→ What you have to do: Write out, word for word, the part of the listing below that runs from its first line through the line containing "storage-bar-oct <box>615 317 662 331</box>", including both of those lines.

Layout coordinate data:
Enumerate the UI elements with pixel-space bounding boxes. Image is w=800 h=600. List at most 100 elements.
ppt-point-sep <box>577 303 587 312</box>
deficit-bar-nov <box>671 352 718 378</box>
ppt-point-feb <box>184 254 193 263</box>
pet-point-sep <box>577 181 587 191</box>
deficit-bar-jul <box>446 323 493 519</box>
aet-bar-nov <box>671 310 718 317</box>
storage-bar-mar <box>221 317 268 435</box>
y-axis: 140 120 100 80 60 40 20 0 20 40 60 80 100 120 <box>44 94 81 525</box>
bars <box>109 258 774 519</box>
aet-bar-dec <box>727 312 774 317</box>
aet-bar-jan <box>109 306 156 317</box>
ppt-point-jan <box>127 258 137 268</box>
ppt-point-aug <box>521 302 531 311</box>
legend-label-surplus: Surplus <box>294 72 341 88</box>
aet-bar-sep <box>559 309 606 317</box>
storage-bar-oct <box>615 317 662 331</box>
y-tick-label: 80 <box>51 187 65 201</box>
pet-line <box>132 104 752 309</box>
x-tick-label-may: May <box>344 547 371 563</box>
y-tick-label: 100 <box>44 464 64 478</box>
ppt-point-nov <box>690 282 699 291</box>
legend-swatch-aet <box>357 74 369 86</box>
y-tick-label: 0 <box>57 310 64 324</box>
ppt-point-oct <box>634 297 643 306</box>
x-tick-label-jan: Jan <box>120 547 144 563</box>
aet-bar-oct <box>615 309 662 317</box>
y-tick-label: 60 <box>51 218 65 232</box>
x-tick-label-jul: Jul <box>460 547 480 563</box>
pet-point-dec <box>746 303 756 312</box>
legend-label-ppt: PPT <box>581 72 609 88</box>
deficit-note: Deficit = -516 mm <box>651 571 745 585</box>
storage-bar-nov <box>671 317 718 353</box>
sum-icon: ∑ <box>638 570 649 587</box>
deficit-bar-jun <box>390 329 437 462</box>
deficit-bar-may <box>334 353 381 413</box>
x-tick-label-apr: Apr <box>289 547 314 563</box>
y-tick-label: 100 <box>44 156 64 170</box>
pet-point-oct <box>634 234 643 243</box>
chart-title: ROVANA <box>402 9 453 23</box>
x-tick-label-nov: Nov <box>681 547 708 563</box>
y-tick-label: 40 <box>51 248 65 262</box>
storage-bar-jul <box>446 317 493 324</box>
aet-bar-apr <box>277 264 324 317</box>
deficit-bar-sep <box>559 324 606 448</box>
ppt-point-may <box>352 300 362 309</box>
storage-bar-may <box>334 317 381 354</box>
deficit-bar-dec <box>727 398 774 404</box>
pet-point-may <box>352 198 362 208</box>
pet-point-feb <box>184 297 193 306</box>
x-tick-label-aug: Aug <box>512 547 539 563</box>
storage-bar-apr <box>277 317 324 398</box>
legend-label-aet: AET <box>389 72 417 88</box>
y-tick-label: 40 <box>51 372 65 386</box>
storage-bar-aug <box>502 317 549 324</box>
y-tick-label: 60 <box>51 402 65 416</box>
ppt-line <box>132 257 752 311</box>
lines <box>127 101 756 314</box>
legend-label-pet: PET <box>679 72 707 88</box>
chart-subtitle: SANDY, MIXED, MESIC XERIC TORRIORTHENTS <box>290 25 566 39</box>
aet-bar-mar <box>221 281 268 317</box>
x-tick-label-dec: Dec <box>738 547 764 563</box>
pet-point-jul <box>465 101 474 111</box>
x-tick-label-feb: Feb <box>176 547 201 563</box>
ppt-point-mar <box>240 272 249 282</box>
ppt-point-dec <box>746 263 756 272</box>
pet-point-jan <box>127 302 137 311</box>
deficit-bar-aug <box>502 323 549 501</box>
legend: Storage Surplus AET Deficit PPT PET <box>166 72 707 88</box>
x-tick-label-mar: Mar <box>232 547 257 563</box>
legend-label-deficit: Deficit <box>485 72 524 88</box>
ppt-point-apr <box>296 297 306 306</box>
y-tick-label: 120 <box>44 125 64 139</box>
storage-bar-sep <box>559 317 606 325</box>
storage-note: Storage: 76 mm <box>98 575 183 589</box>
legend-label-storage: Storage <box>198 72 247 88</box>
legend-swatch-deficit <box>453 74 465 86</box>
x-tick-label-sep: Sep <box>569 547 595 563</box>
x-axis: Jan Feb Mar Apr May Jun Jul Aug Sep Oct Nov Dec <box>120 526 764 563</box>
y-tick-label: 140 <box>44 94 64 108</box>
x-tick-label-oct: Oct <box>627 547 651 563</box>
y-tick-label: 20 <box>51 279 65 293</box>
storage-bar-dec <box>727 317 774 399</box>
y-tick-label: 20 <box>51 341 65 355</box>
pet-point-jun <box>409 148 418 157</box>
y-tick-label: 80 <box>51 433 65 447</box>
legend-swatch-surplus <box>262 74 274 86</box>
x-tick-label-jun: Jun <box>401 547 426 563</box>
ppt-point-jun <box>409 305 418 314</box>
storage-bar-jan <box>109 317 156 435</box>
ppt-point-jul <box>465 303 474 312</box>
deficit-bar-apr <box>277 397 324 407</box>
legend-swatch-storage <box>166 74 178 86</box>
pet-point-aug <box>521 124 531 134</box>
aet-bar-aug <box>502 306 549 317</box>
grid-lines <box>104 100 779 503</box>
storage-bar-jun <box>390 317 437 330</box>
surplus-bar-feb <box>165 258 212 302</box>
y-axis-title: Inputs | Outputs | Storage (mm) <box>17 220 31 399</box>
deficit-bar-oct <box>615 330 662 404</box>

→ Correct result:
Enumerate the UI elements with pixel-space bounding boxes. Image is w=800 h=600. List at most 100 elements.
ppt-point-sep <box>577 303 587 312</box>
deficit-bar-nov <box>671 352 718 378</box>
ppt-point-feb <box>184 254 193 263</box>
pet-point-sep <box>577 181 587 191</box>
deficit-bar-jul <box>446 323 493 519</box>
aet-bar-nov <box>671 310 718 317</box>
storage-bar-mar <box>221 317 268 435</box>
y-axis: 140 120 100 80 60 40 20 0 20 40 60 80 100 120 <box>44 94 81 525</box>
bars <box>109 258 774 519</box>
aet-bar-dec <box>727 312 774 317</box>
aet-bar-jan <box>109 306 156 317</box>
ppt-point-jan <box>127 258 137 268</box>
ppt-point-aug <box>521 302 531 311</box>
legend-label-surplus: Surplus <box>294 72 341 88</box>
aet-bar-sep <box>559 309 606 317</box>
storage-bar-oct <box>615 317 662 331</box>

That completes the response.